Exercise> Scan the entries below. List each line with "that".

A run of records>
# # # # # # #

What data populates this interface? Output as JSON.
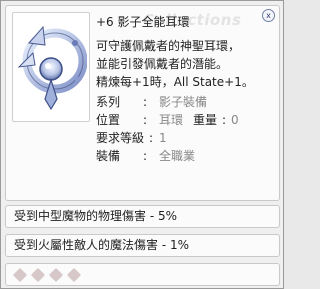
{
  "item": {
    "title": "+6 影子全能耳環",
    "watermark": "Collections",
    "close_glyph": "x",
    "description": [
      "可守護佩戴者的神聖耳環，",
      "並能引發佩戴者的潛能。",
      "精煉每+1時，All State+1。"
    ],
    "stats": {
      "type_label": "系列",
      "type_value": "影子裝備",
      "position_label": "位置",
      "position_value": "耳環",
      "weight_label": "重量",
      "weight_value": "0",
      "level_label": "要求等級",
      "level_value": "1",
      "equip_label": "裝備",
      "equip_value": "全職業",
      "separator": ":"
    }
  },
  "effects": [
    "受到中型魔物的物理傷害 - 5%",
    "受到火屬性敵人的魔法傷害 - 1%"
  ],
  "slots": {
    "count": 4,
    "color": "#d6c8c8"
  },
  "icons": {
    "item_image": "earring-icon",
    "close": "close-icon",
    "slot": "card-slot-icon"
  }
}
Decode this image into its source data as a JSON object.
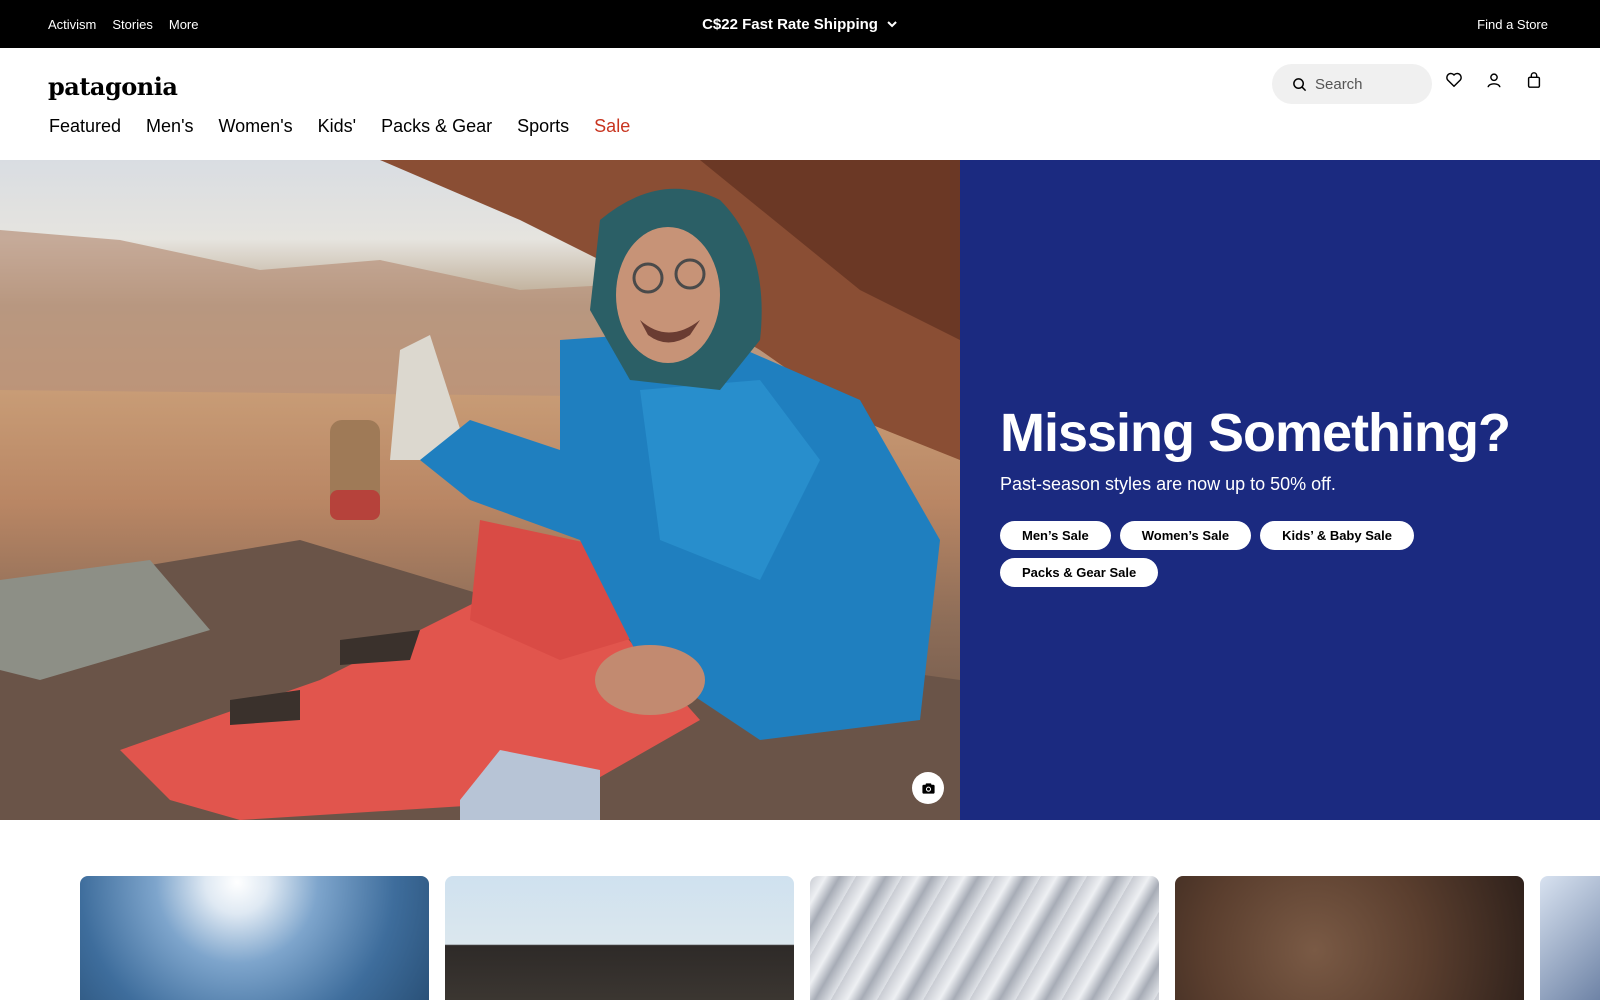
{
  "topbar": {
    "links": [
      "Activism",
      "Stories",
      "More"
    ],
    "promo": "C$22 Fast Rate Shipping",
    "find_store": "Find a Store"
  },
  "header": {
    "logo": "patagonia",
    "search_placeholder": "Search",
    "icons": [
      "heart-icon",
      "account-icon",
      "bag-icon"
    ]
  },
  "nav": {
    "items": [
      "Featured",
      "Men's",
      "Women's",
      "Kids'",
      "Packs & Gear",
      "Sports",
      "Sale"
    ]
  },
  "hero": {
    "title": "Missing Something?",
    "subtitle": "Past-season styles are now up to 50% off.",
    "buttons": [
      "Men’s Sale",
      "Women’s Sale",
      "Kids’ & Baby Sale",
      "Packs & Gear Sale"
    ],
    "panel_color": "#1b2a80"
  },
  "colors": {
    "sale": "#c8341f",
    "topbar": "#000000"
  }
}
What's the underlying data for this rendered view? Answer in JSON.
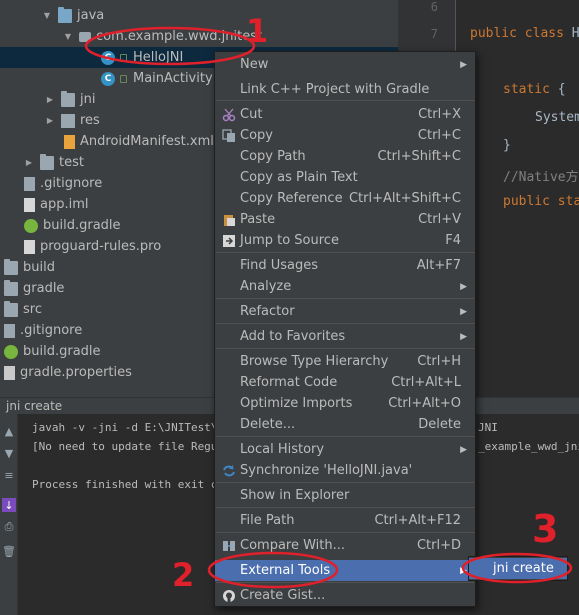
{
  "project_tree": {
    "items": [
      {
        "label": "java",
        "icon": "folder-icon"
      },
      {
        "label": "com.example.wwd.jnitest",
        "icon": "package-icon"
      },
      {
        "label": "HelloJNI",
        "icon": "class-icon"
      },
      {
        "label": "MainActivity",
        "icon": "class-icon"
      },
      {
        "label": "jni",
        "icon": "folder-icon"
      },
      {
        "label": "res",
        "icon": "folder-icon"
      },
      {
        "label": "AndroidManifest.xml",
        "icon": "xml-file-icon"
      },
      {
        "label": "test",
        "icon": "folder-icon"
      },
      {
        "label": ".gitignore",
        "icon": "file-icon"
      },
      {
        "label": "app.iml",
        "icon": "file-icon"
      },
      {
        "label": "build.gradle",
        "icon": "gradle-icon"
      },
      {
        "label": "proguard-rules.pro",
        "icon": "file-icon"
      },
      {
        "label": "build",
        "icon": "folder-icon"
      },
      {
        "label": "gradle",
        "icon": "folder-icon"
      },
      {
        "label": "src",
        "icon": "folder-icon"
      },
      {
        "label": ".gitignore",
        "icon": "file-icon"
      },
      {
        "label": "build.gradle",
        "icon": "gradle-icon"
      },
      {
        "label": "gradle.properties",
        "icon": "file-icon"
      }
    ]
  },
  "editor": {
    "line_numbers": [
      "6",
      "7"
    ],
    "lines": [
      {
        "kw": "public class ",
        "rest": "H"
      },
      {
        "kw": "static ",
        "rest": "{"
      },
      {
        "kw": "",
        "rest": "System"
      },
      {
        "kw": "",
        "rest": "}"
      },
      {
        "kw": "",
        "rest": "//Native方"
      },
      {
        "kw": "public sta",
        "rest": ""
      }
    ]
  },
  "run_panel": {
    "title": "jni create",
    "console": [
      "javah -v -jni -d E:\\JNITest\\app",
      "[No need to update file Regular",
      "Process finished with exit code"
    ],
    "console_right": [
      "JNI",
      "_example_wwd_jnite"
    ]
  },
  "context_menu": {
    "items": [
      {
        "label": "New",
        "shortcut": "",
        "submenu": true,
        "icon": ""
      },
      {
        "label": "Link C++ Project with Gradle",
        "shortcut": "",
        "submenu": false,
        "icon": ""
      },
      {
        "label": "Cut",
        "shortcut": "Ctrl+X",
        "submenu": false,
        "icon": "cut-icon"
      },
      {
        "label": "Copy",
        "shortcut": "Ctrl+C",
        "submenu": false,
        "icon": "copy-icon"
      },
      {
        "label": "Copy Path",
        "shortcut": "Ctrl+Shift+C",
        "submenu": false,
        "icon": ""
      },
      {
        "label": "Copy as Plain Text",
        "shortcut": "",
        "submenu": false,
        "icon": ""
      },
      {
        "label": "Copy Reference",
        "shortcut": "Ctrl+Alt+Shift+C",
        "submenu": false,
        "icon": ""
      },
      {
        "label": "Paste",
        "shortcut": "Ctrl+V",
        "submenu": false,
        "icon": "paste-icon"
      },
      {
        "label": "Jump to Source",
        "shortcut": "F4",
        "submenu": false,
        "icon": "jump-icon"
      },
      {
        "label": "Find Usages",
        "shortcut": "Alt+F7",
        "submenu": false,
        "icon": ""
      },
      {
        "label": "Analyze",
        "shortcut": "",
        "submenu": true,
        "icon": ""
      },
      {
        "label": "Refactor",
        "shortcut": "",
        "submenu": true,
        "icon": ""
      },
      {
        "label": "Add to Favorites",
        "shortcut": "",
        "submenu": true,
        "icon": ""
      },
      {
        "label": "Browse Type Hierarchy",
        "shortcut": "Ctrl+H",
        "submenu": false,
        "icon": ""
      },
      {
        "label": "Reformat Code",
        "shortcut": "Ctrl+Alt+L",
        "submenu": false,
        "icon": ""
      },
      {
        "label": "Optimize Imports",
        "shortcut": "Ctrl+Alt+O",
        "submenu": false,
        "icon": ""
      },
      {
        "label": "Delete...",
        "shortcut": "Delete",
        "submenu": false,
        "icon": ""
      },
      {
        "label": "Local History",
        "shortcut": "",
        "submenu": true,
        "icon": ""
      },
      {
        "label": "Synchronize 'HelloJNI.java'",
        "shortcut": "",
        "submenu": false,
        "icon": "sync-icon"
      },
      {
        "label": "Show in Explorer",
        "shortcut": "",
        "submenu": false,
        "icon": ""
      },
      {
        "label": "File Path",
        "shortcut": "Ctrl+Alt+F12",
        "submenu": false,
        "icon": ""
      },
      {
        "label": "Compare With...",
        "shortcut": "Ctrl+D",
        "submenu": false,
        "icon": "compare-icon"
      },
      {
        "label": "External Tools",
        "shortcut": "",
        "submenu": true,
        "icon": ""
      },
      {
        "label": "Create Gist...",
        "shortcut": "",
        "submenu": false,
        "icon": "github-icon"
      }
    ]
  },
  "submenu": {
    "items": [
      {
        "label": "jni create"
      }
    ]
  },
  "annotations": {
    "marks": [
      "1",
      "2",
      "3"
    ],
    "color": "#e0202a"
  },
  "colors": {
    "menu_highlight": "#4b6eaf",
    "tree_bg": "#3c3f41",
    "editor_bg": "#2b2b2b",
    "keyword": "#cc7832"
  }
}
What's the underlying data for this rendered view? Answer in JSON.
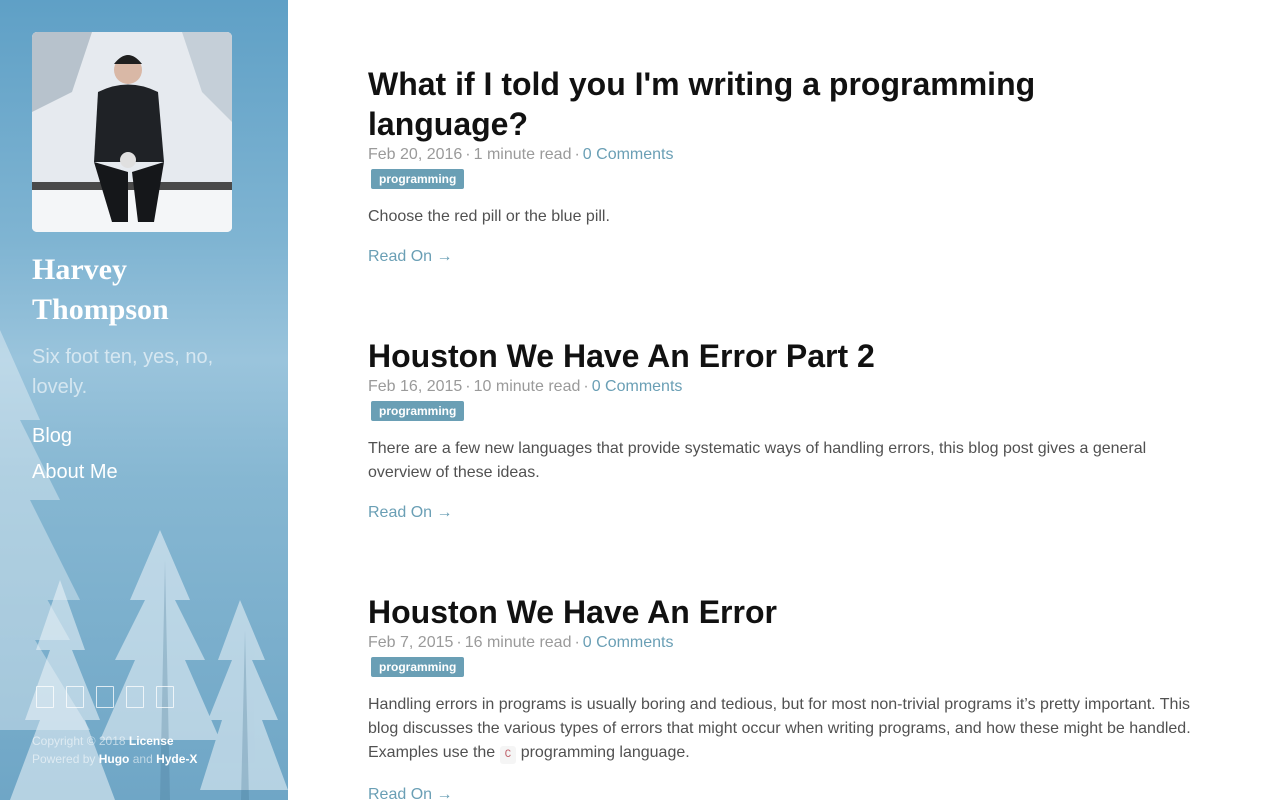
{
  "sidebar": {
    "site_name": "Harvey Thompson",
    "tagline": "Six foot ten, yes, no, lovely.",
    "nav": [
      {
        "label": "Blog"
      },
      {
        "label": "About Me"
      }
    ],
    "social_icons": [
      "github-icon",
      "twitter-icon",
      "linkedin-icon",
      "stackoverflow-icon",
      "rss-icon"
    ],
    "footer": {
      "copyright": "Copyright © 2018",
      "license": "License",
      "powered_by": "Powered by",
      "hugo": "Hugo",
      "and": "and",
      "hyde": "Hyde-X"
    }
  },
  "posts": [
    {
      "title": "What if I told you I'm writing a programming language?",
      "date": "Feb 20, 2016",
      "read_time": "1 minute read",
      "comments": "0 Comments",
      "tag": "programming",
      "summary": "Choose the red pill or the blue pill.",
      "read_on": "Read On →"
    },
    {
      "title": "Houston We Have An Error Part 2",
      "date": "Feb 16, 2015",
      "read_time": "10 minute read",
      "comments": "0 Comments",
      "tag": "programming",
      "summary": "There are a few new languages that provide systematic ways of handling errors, this blog post gives a general overview of these ideas.",
      "read_on": "Read On →"
    },
    {
      "title": "Houston We Have An Error",
      "date": "Feb 7, 2015",
      "read_time": "16 minute read",
      "comments": "0 Comments",
      "tag": "programming",
      "summary_before": "Handling errors in programs is usually boring and tedious, but for most non-trivial programs it’s pretty important. This blog discusses the various types of errors that might occur when writing programs, and how these might be handled. Examples use the",
      "summary_code": "C",
      "summary_after": "programming language.",
      "read_on": "Read On →"
    }
  ],
  "colors": {
    "accent": "#6a9fb5",
    "sidebar": "#6fa6c6",
    "title": "#111111",
    "body_text": "#515151"
  }
}
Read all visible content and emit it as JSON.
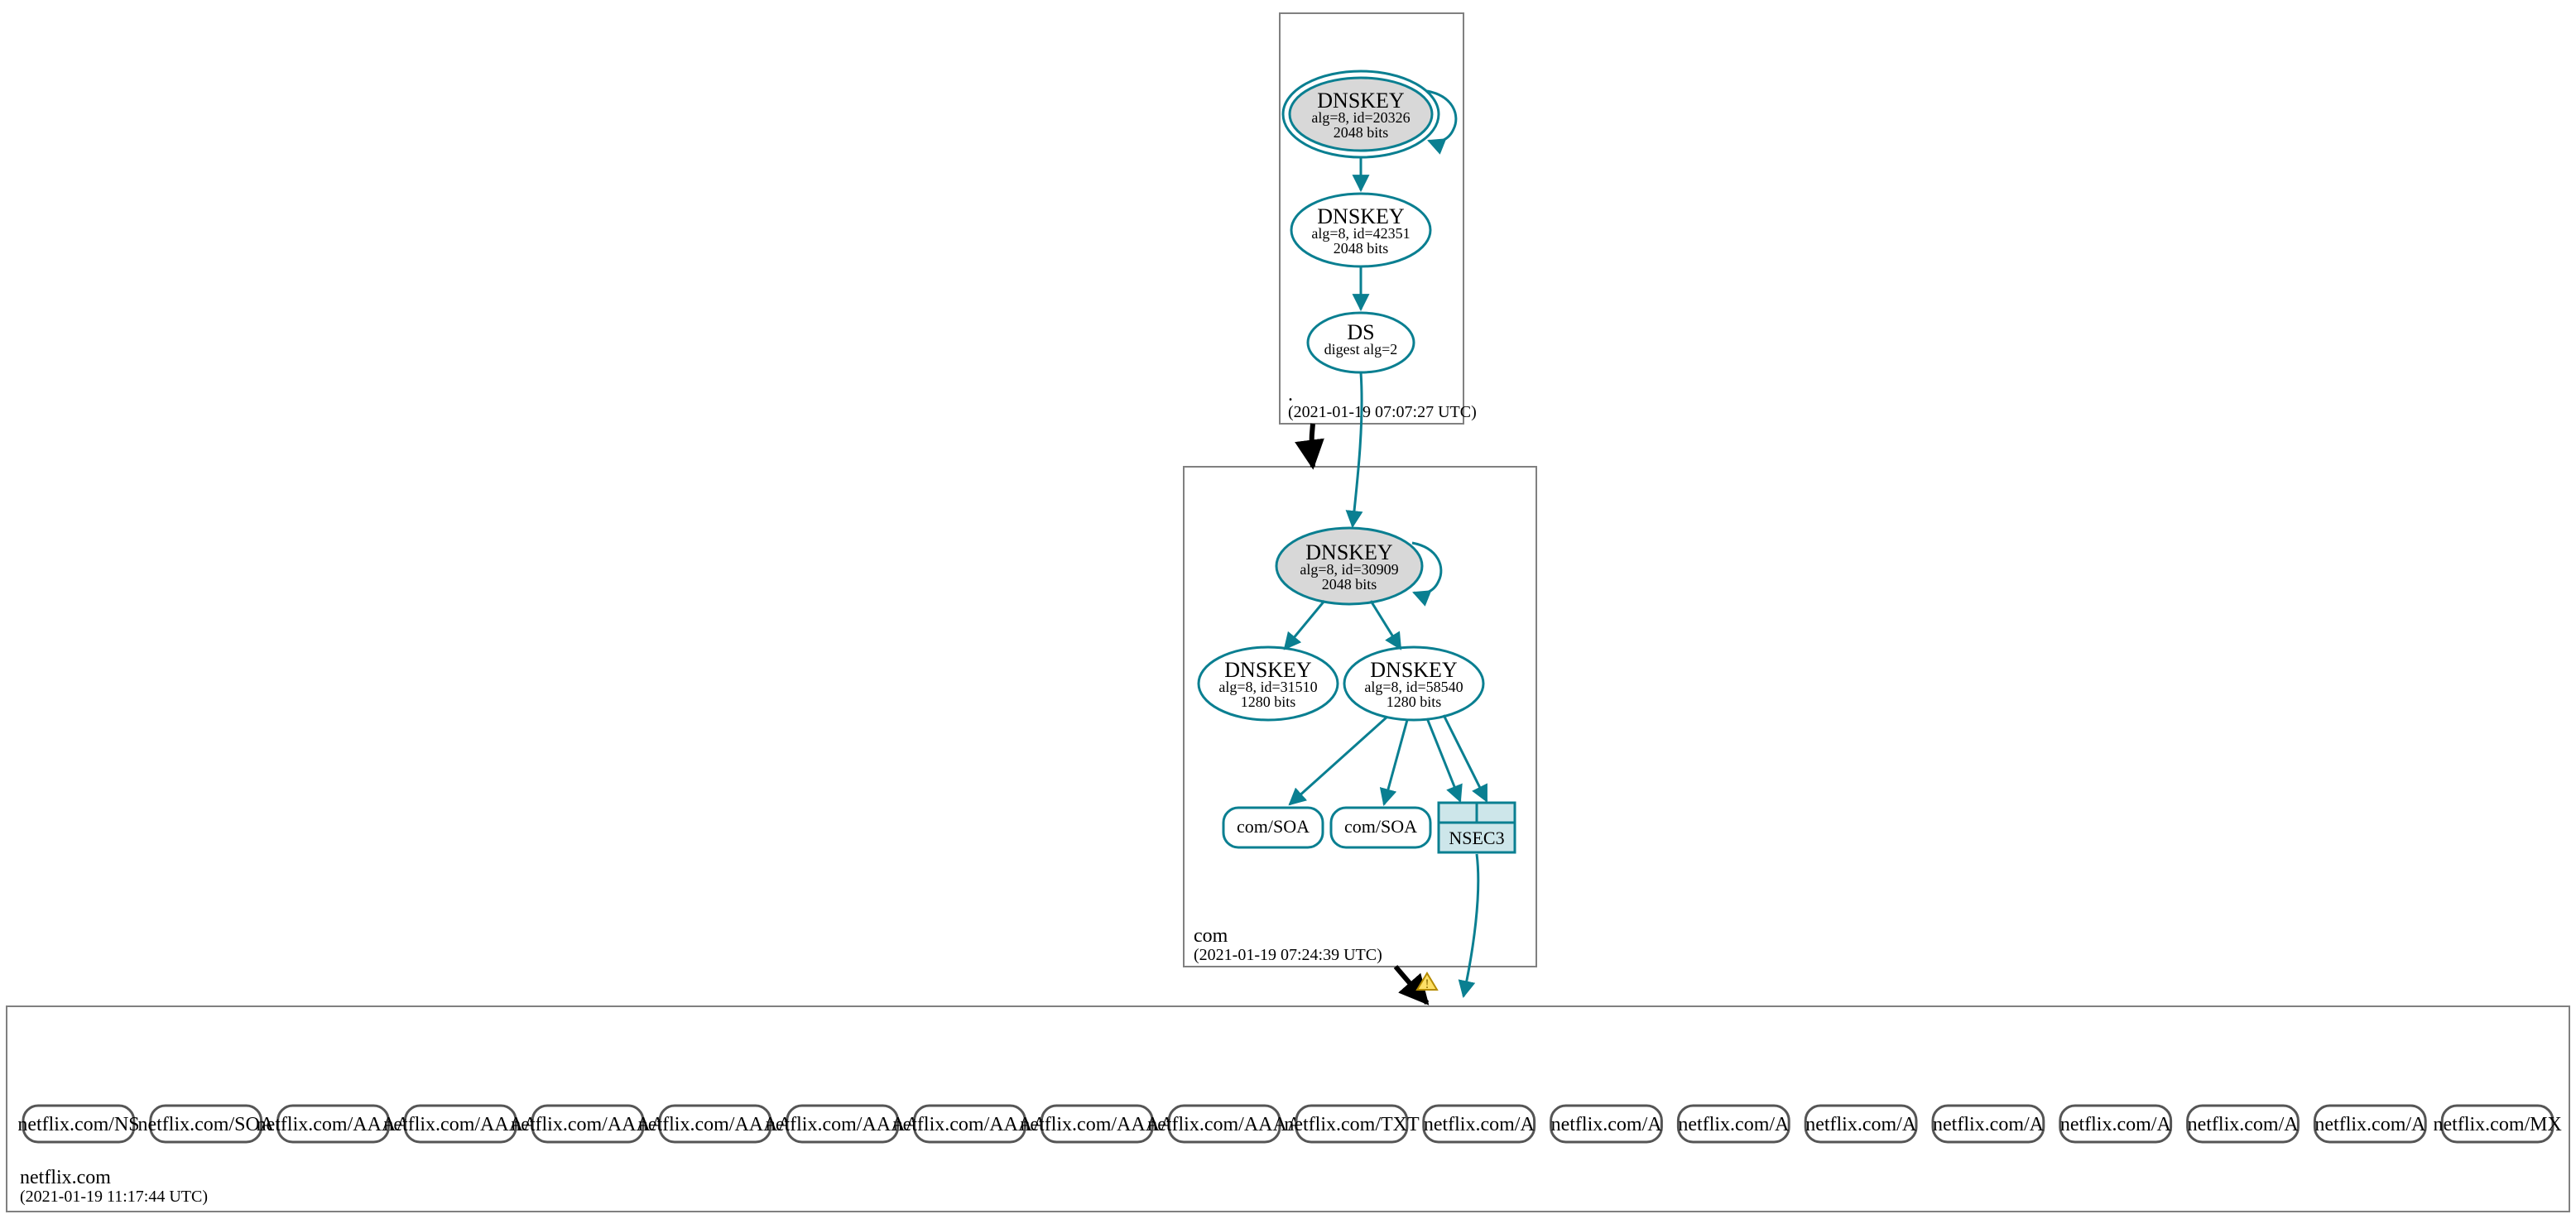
{
  "colors": {
    "teal": "#0a7f91",
    "ksk_fill": "#d8d8d8",
    "nsec3_fill": "#cde6ea"
  },
  "zones": {
    "root": {
      "label": ".",
      "timestamp": "(2021-01-19 07:07:27 UTC)"
    },
    "com": {
      "label": "com",
      "timestamp": "(2021-01-19 07:24:39 UTC)"
    },
    "leaf": {
      "label": "netflix.com",
      "timestamp": "(2021-01-19 11:17:44 UTC)"
    }
  },
  "root_nodes": {
    "ksk": {
      "title": "DNSKEY",
      "line2": "alg=8, id=20326",
      "line3": "2048 bits"
    },
    "zsk": {
      "title": "DNSKEY",
      "line2": "alg=8, id=42351",
      "line3": "2048 bits"
    },
    "ds": {
      "title": "DS",
      "line2": "digest alg=2"
    }
  },
  "com_nodes": {
    "ksk": {
      "title": "DNSKEY",
      "line2": "alg=8, id=30909",
      "line3": "2048 bits"
    },
    "zsk1": {
      "title": "DNSKEY",
      "line2": "alg=8, id=31510",
      "line3": "1280 bits"
    },
    "zsk2": {
      "title": "DNSKEY",
      "line2": "alg=8, id=58540",
      "line3": "1280 bits"
    },
    "soa1": {
      "label": "com/SOA"
    },
    "soa2": {
      "label": "com/SOA"
    },
    "nsec3": {
      "label": "NSEC3"
    }
  },
  "leaf_records": [
    "netflix.com/NS",
    "netflix.com/SOA",
    "netflix.com/AAAA",
    "netflix.com/AAAA",
    "netflix.com/AAAA",
    "netflix.com/AAAA",
    "netflix.com/AAAA",
    "netflix.com/AAAA",
    "netflix.com/AAAA",
    "netflix.com/AAAA",
    "netflix.com/TXT",
    "netflix.com/A",
    "netflix.com/A",
    "netflix.com/A",
    "netflix.com/A",
    "netflix.com/A",
    "netflix.com/A",
    "netflix.com/A",
    "netflix.com/A",
    "netflix.com/MX"
  ]
}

# # # # # # #

Output below>
      "summary": "There are a few new languages that provide systematic ways of handling errors, this blog post gives a general overview of these ideas.",
      "summary_before": "Handling errors in programs is usually boring and tedious, but for most non-trivial programs it’s pretty important. This blog discusses the various types of errors that might occur when writing programs, and how these might be handled. Examples use the",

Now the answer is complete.